14 Moreover all the chief of the priests, and the people wickedly transgressed according to all the abominations of the Gentiles: and they defiled the house of the Lord, which he had sanctified to himself in Jerusalem.
15 And the Lord the God of their fathers sent to them, by the hand of his messengers, rising early, and daily admonishing them: because he spared his people and his dwelling place. Early. Prot. “betimes, and sending: because,” &c. H. — Like a good master, God (T.) sent his servants to work at day-break, (H.) omitting nothing to induce them to return to him, that he might not be forced to punish them with severity. C.
16 But they mocked the messengers of God, and despised his words, and misused the prophets, until the wrath of the Lord arose against his people, and there was no remedy. Remedy. All attempts to convert them proved in vain; (T.) and God, perceiving that they even despised his calls, became inexorable. C.

────────

Things to do:
A – Decide whether each statement agrees with the passage on the Lord's messengers: (i) the messengers were sent rising early and admonishing the people daily; (ii) the people honored the prophets; (iii) the house the people defiled was in Jerusalem. Answer yes or no for each, and quote the deciding words of the passage.
B – In the rows, substitute "track-entry" for "track-item" in the lines starting at the one containing "schedule-card[interactable]: Marathon Competition01:30pm" and ending at the one containing "cal-day[interactable]: 27 [602,578,621,596]". Return only those lines, with everything else unchanged.
The passage and the rows are separate material.

────────

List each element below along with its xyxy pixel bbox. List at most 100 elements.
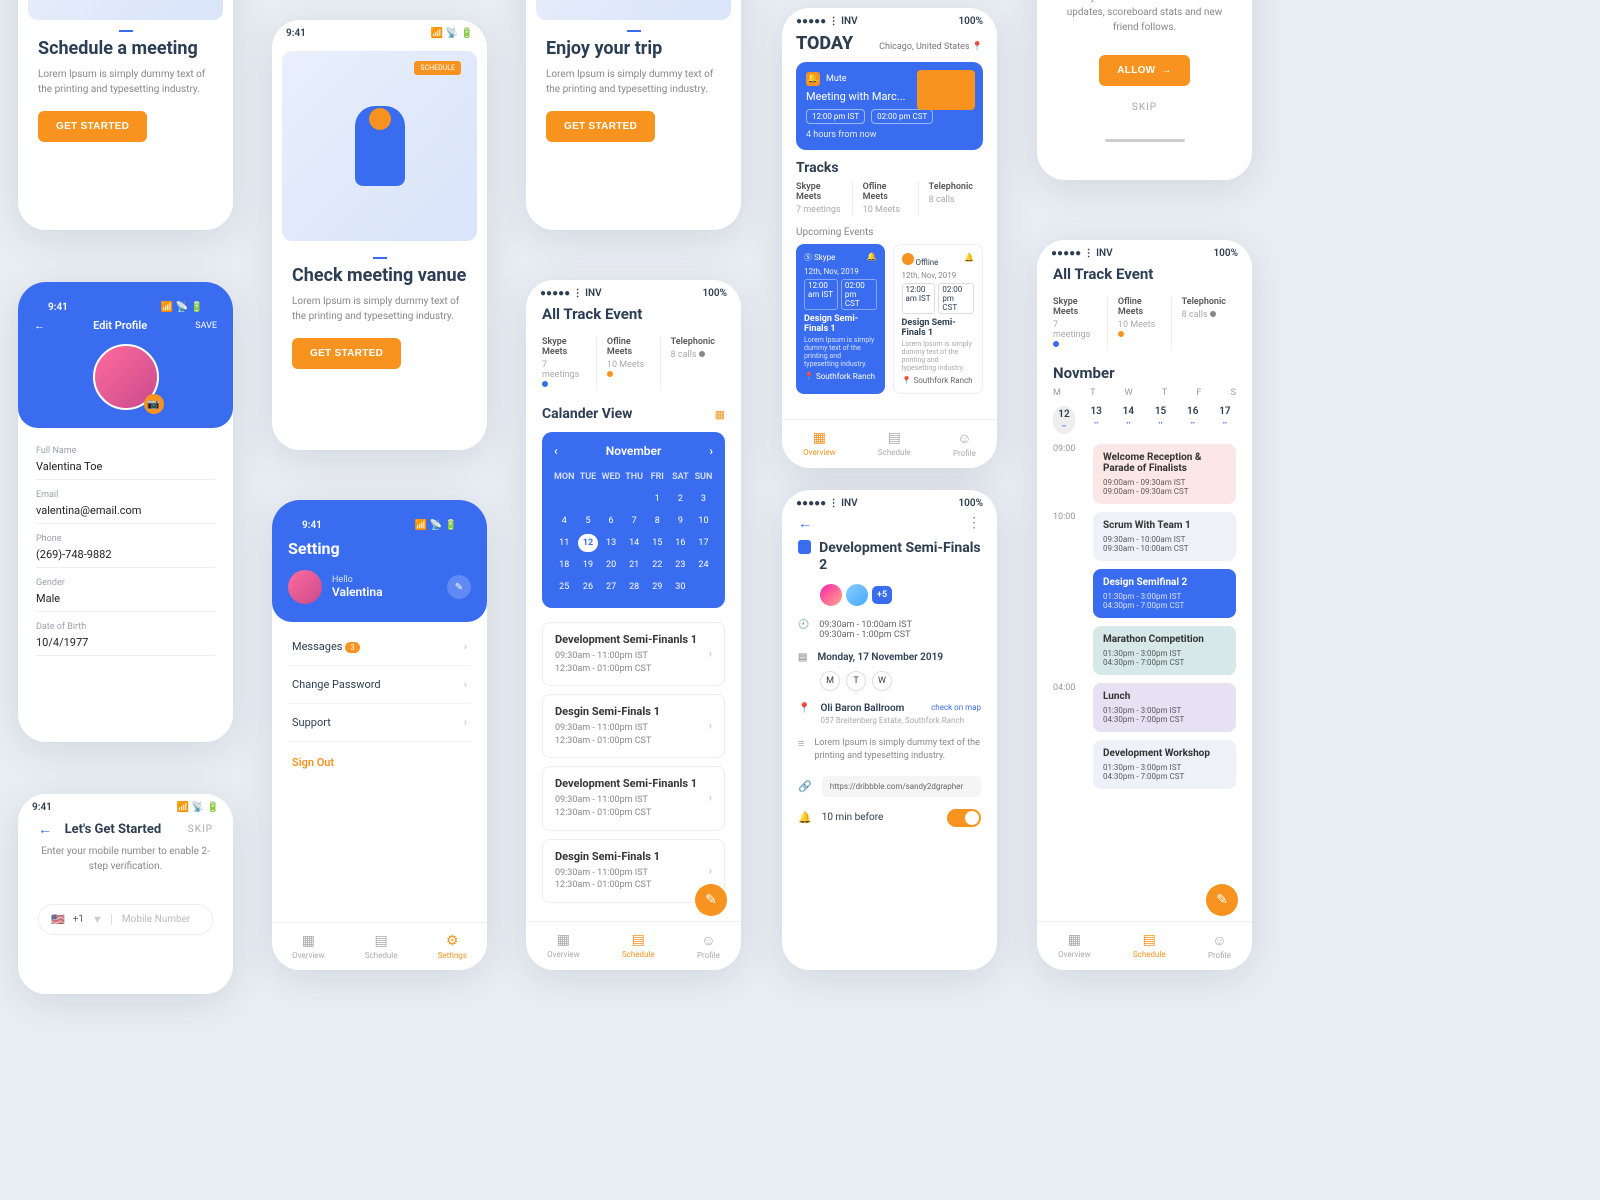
schedule-card[interactable]: Marathon Competition01:30pm - 3:00pm IST… [1093,626,1236,675]
track-item[interactable]: Skype Meets7 meetings [542,337,597,390]
nav-schedule[interactable]: ▤Schedule [878,430,911,458]
cal-day[interactable]: 26 [578,578,597,596]
flag-icon[interactable]: 🇺🇸 [51,913,65,926]
day-pill[interactable]: W [872,671,892,691]
back-icon[interactable]: ← [798,515,812,532]
cal-day[interactable]: 19 [578,556,597,574]
day[interactable]: 17•• [1214,406,1236,434]
track-item[interactable]: Ofline Meets10 Meets [607,337,661,390]
event-item[interactable]: Development Semi-Finanls 109:30am - 11:0… [542,766,725,830]
cal-day[interactable]: 11 [554,534,574,552]
nav-profile[interactable]: ☺Profile [1208,932,1231,960]
nav-overview[interactable]: ▦Overview [803,430,835,458]
event-item[interactable]: Desgin Semi-Finals 109:30am - 11:00pm IS… [542,694,725,758]
track-item[interactable]: Telephonic8 calls [929,182,983,215]
cal-day[interactable]: 28 [625,578,644,596]
edit-icon[interactable]: ✎ [447,575,471,599]
cal-day[interactable]: 17 [694,534,713,552]
schedule-card[interactable]: Scrum With Team 109:30am - 10:00am IST09… [1093,512,1236,561]
cal-day[interactable]: 8 [648,512,667,530]
cal-day[interactable]: 3 [694,490,713,508]
fab-add[interactable]: ✎ [695,884,727,916]
nav-overview[interactable]: ▦Overview [292,933,324,960]
cal-day[interactable]: 22 [648,556,667,574]
cal-day[interactable]: 2 [671,490,690,508]
url-box[interactable]: https://dribbble.com/sandy2dgrapher [822,776,981,797]
cal-day[interactable]: 7 [625,512,644,530]
cal-day[interactable]: 27 [602,578,621,596]
event-item[interactable]: Development Semi-Finanls 109:30am - 11:0… [542,622,725,686]
cal-day[interactable]: 20 [602,556,621,574]
day-pill[interactable]: M [820,671,840,691]
allow-button[interactable]: ALLOW → [1099,55,1189,86]
save-button[interactable]: SAVE [195,321,217,331]
day[interactable]: 15•• [1150,406,1172,434]
field-dob[interactable]: 10/4/1977 [36,632,215,656]
cal-day[interactable]: 25 [554,578,574,596]
map-link[interactable]: check on map [931,703,981,714]
cal-prev-icon[interactable]: ‹ [554,444,558,458]
cal-day[interactable]: 12 [578,534,597,552]
schedule-card[interactable]: Lunch01:30pm - 3:00pm IST04:30pm - 7:00p… [1093,683,1236,732]
day-pill[interactable]: T [846,671,866,691]
attendee-more[interactable]: +5 [872,586,892,604]
day[interactable]: 16•• [1182,406,1204,434]
cal-day[interactable]: 23 [671,556,690,574]
schedule-card[interactable]: Welcome Reception & Parade of Finalists0… [1093,444,1236,504]
track-item[interactable]: Skype Meets7 meetings [1053,297,1108,350]
cal-day[interactable]: 21 [625,556,644,574]
nav-schedule[interactable]: ▤Schedule [1133,932,1166,960]
get-started-button[interactable]: GET STARTED [38,111,147,142]
cal-day[interactable]: 13 [602,534,621,552]
get-started-button[interactable]: GET STARTED [292,338,401,369]
cal-day[interactable]: 4 [554,512,574,530]
fab-add[interactable]: ✎ [1206,884,1238,916]
back-icon[interactable]: ← [34,319,45,332]
cal-day[interactable]: 16 [671,534,690,552]
day[interactable]: 13•• [1085,406,1107,434]
back-icon[interactable]: ← [38,821,52,838]
sign-out-button[interactable]: Sign Out [288,742,471,783]
cal-icon[interactable]: ▦ [715,408,725,421]
nav-schedule[interactable]: ▤Schedule [365,933,398,960]
track-item[interactable]: Ofline Meets10 Meets [1118,297,1172,350]
cal-day[interactable]: 24 [694,556,713,574]
field-name[interactable]: Valentina Toe [36,456,215,480]
change-password-row[interactable]: Change Password› [288,666,471,704]
messages-row[interactable]: Messages 3› [288,628,471,666]
cal-day[interactable]: 30 [671,578,690,596]
reminder-toggle[interactable] [947,809,981,827]
cal-day[interactable]: 15 [648,534,667,552]
field-email[interactable]: valentina@email.com [36,500,215,524]
day[interactable]: 14•• [1117,406,1139,434]
camera-icon[interactable]: 📷 [144,394,164,414]
cal-next-icon[interactable]: › [709,444,713,458]
nav-profile[interactable]: ☺Profile [953,430,976,458]
more-icon[interactable]: ⋮ [967,515,981,532]
nav-settings[interactable]: ⚙Settings [438,933,467,960]
cal-day[interactable]: 18 [554,556,574,574]
nav-overview[interactable]: ▦Overview [547,932,579,960]
skip-button[interactable]: SKIP [1057,102,1232,113]
track-item[interactable]: Telephonic8 calls [671,337,725,390]
field-gender[interactable]: Male [36,588,215,612]
country-code[interactable]: +1 [73,914,84,925]
support-row[interactable]: Support› [288,704,471,742]
track-item[interactable]: Skype Meets7 meetings [796,182,853,215]
field-phone[interactable]: (269)-748-9882 [36,544,215,568]
nav-profile[interactable]: ☺Profile [697,932,720,960]
cal-day[interactable]: 10 [694,512,713,530]
cal-day[interactable]: 29 [648,578,667,596]
upcoming-card-1[interactable]: Ⓢ Skype🔔 12th, Nov, 2019 12:00 am IST02:… [796,244,885,394]
get-started-button[interactable]: GET STARTED [546,111,655,142]
nav-overview[interactable]: ▦Overview [1058,932,1090,960]
cal-day[interactable]: 1 [648,490,667,508]
skip-button[interactable]: SKIP [188,824,213,835]
schedule-card[interactable]: Development Workshop01:30pm - 3:00pm IST… [1093,740,1236,789]
day[interactable]: 12•• [1053,406,1075,434]
location-icon[interactable]: 📍 [972,42,983,52]
cal-day[interactable]: 5 [578,512,597,530]
cal-day[interactable]: 9 [671,512,690,530]
nav-schedule[interactable]: ▤Schedule [622,932,655,960]
cal-day[interactable]: 14 [625,534,644,552]
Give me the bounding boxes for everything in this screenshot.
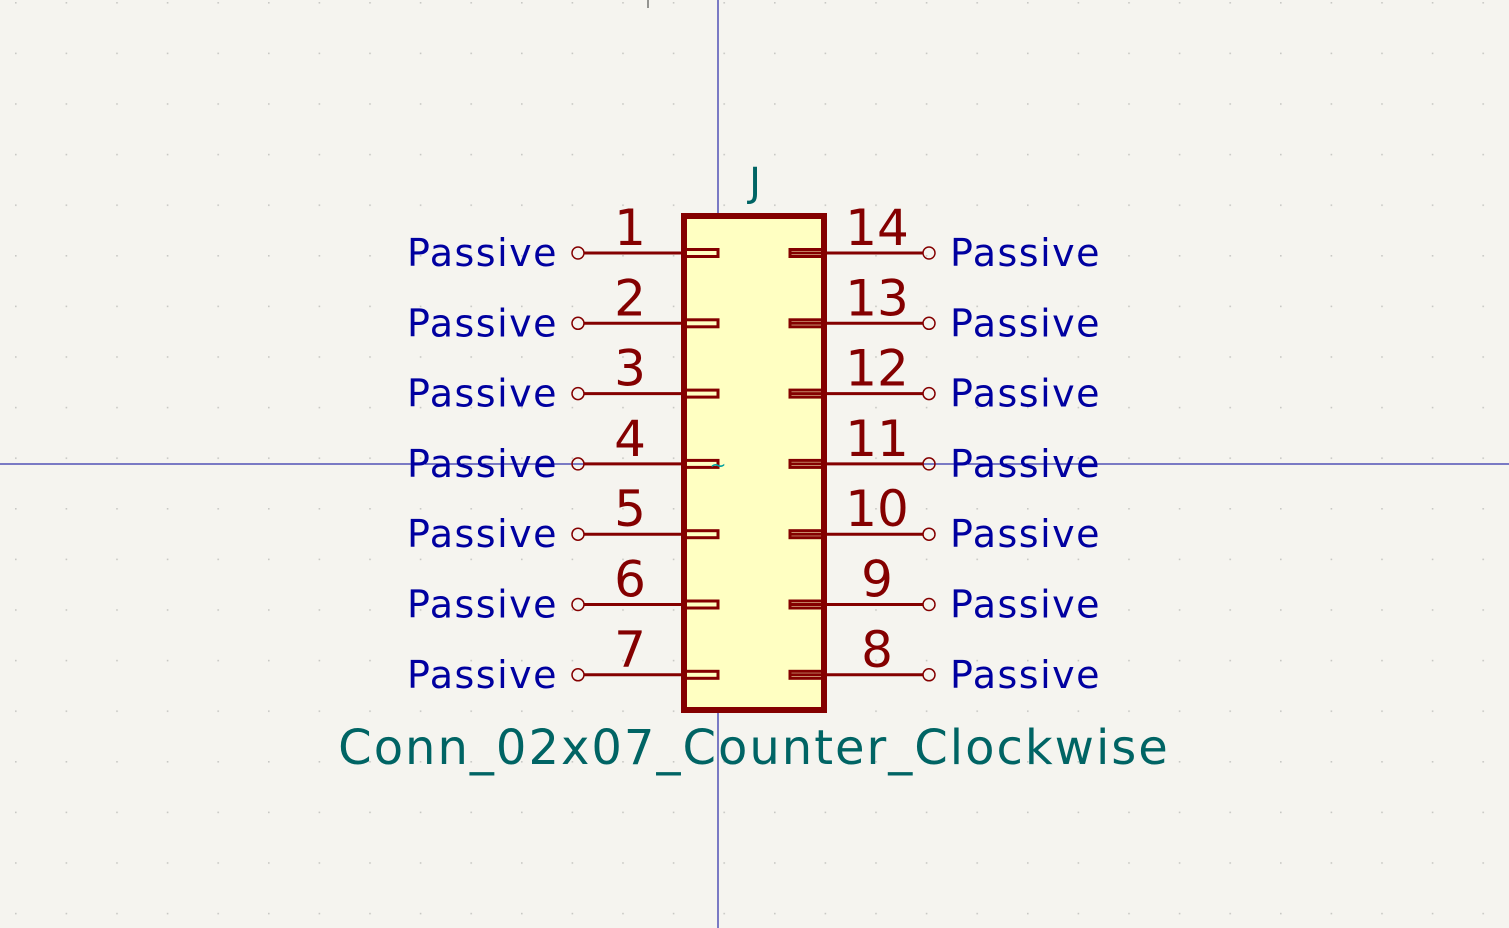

────────

The responses:
A –
(i) Yes: "rising early, and daily admonishing them"
(ii) No: "misused the prophets"
(iii) Yes: "which he had sanctified to himself in Jerusalem"

B –
schedule-card[interactable]: Marathon Competition01:30pm - 3:00pm IST… [1093,626,1236,675]
track-entry[interactable]: Skype Meets7 meetings [542,337,597,390]
nav-schedule[interactable]: ▤Schedule [878,430,911,458]
cal-day[interactable]: 26 [578,578,597,596]
flag-icon[interactable]: 🇺🇸 [51,913,65,926]
day-pill[interactable]: W [872,671,892,691]
back-icon[interactable]: ← [798,515,812,532]
cal-day[interactable]: 19 [578,556,597,574]
day[interactable]: 17•• [1214,406,1236,434]
track-entry[interactable]: Ofline Meets10 Meets [607,337,661,390]
event-item[interactable]: Development Semi-Finanls 109:30am - 11:0… [542,766,725,830]
cal-day[interactable]: 11 [554,534,574,552]
nav-profile[interactable]: ☺Profile [1208,932,1231,960]
nav-overview[interactable]: ▦Overview [803,430,835,458]
event-item[interactable]: Desgin Semi-Finals 109:30am - 11:00pm IS… [542,694,725,758]
track-entry[interactable]: Telephonic8 calls [929,182,983,215]
cal-day[interactable]: 28 [625,578,644,596]
edit-icon[interactable]: ✎ [447,575,471,599]
cal-day[interactable]: 17 [694,534,713,552]
schedule-card[interactable]: Scrum With Team 109:30am - 10:00am IST09… [1093,512,1236,561]
cal-day[interactable]: 8 [648,512,667,530]
cal-day[interactable]: 3 [694,490,713,508]
fab-add[interactable]: ✎ [695,884,727,916]
nav-overview[interactable]: ▦Overview [292,933,324,960]
cal-day[interactable]: 22 [648,556,667,574]
cal-day[interactable]: 2 [671,490,690,508]
url-box[interactable]: https://dribbble.com/sandy2dgrapher [822,776,981,797]
cal-day[interactable]: 7 [625,512,644,530]
cal-day[interactable]: 27 [602,578,621,596]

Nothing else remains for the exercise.